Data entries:
□ □ □
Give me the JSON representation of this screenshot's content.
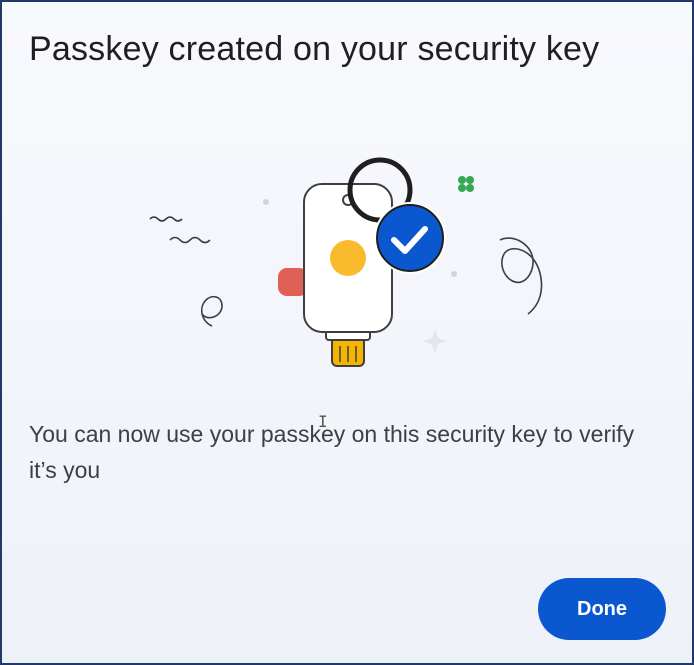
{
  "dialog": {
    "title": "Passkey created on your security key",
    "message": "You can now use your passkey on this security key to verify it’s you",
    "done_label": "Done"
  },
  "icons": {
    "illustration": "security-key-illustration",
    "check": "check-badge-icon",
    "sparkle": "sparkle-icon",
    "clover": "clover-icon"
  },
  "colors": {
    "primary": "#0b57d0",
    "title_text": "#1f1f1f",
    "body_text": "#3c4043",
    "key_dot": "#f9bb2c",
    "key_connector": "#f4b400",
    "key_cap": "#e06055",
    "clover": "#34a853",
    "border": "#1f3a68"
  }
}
□ □ □
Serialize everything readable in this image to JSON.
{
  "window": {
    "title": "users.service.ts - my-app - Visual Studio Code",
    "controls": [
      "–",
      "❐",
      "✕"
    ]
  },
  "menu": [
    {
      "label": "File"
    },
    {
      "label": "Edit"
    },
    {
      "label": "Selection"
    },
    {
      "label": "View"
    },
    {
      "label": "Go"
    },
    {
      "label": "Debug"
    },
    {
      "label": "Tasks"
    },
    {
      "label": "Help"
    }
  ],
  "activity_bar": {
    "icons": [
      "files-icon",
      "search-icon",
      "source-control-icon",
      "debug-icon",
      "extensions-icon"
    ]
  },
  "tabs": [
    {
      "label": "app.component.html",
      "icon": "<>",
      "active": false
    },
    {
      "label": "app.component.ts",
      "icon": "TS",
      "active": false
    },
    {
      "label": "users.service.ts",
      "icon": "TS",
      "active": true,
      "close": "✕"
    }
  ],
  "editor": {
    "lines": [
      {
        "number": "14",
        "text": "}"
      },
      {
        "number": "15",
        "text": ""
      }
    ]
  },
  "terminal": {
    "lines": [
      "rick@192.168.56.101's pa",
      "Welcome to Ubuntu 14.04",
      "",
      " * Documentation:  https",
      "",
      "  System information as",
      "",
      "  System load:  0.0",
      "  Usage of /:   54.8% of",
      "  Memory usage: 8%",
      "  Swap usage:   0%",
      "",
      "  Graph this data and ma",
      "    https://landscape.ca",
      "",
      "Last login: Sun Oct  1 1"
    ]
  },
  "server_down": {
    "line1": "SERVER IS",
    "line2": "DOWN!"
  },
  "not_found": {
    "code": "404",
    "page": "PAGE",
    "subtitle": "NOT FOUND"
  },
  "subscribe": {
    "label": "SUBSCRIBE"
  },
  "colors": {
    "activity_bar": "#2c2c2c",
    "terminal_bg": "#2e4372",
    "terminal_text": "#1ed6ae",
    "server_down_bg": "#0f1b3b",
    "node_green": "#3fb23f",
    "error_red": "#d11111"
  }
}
□ □ □
### [Exercise goal]
Pick out every line above that holds the word "your" and copy it.

### [Expected answer]
    "title": "Passkey created on your security key",
    "message": "You can now use your passkey on this security key to verify it’s you",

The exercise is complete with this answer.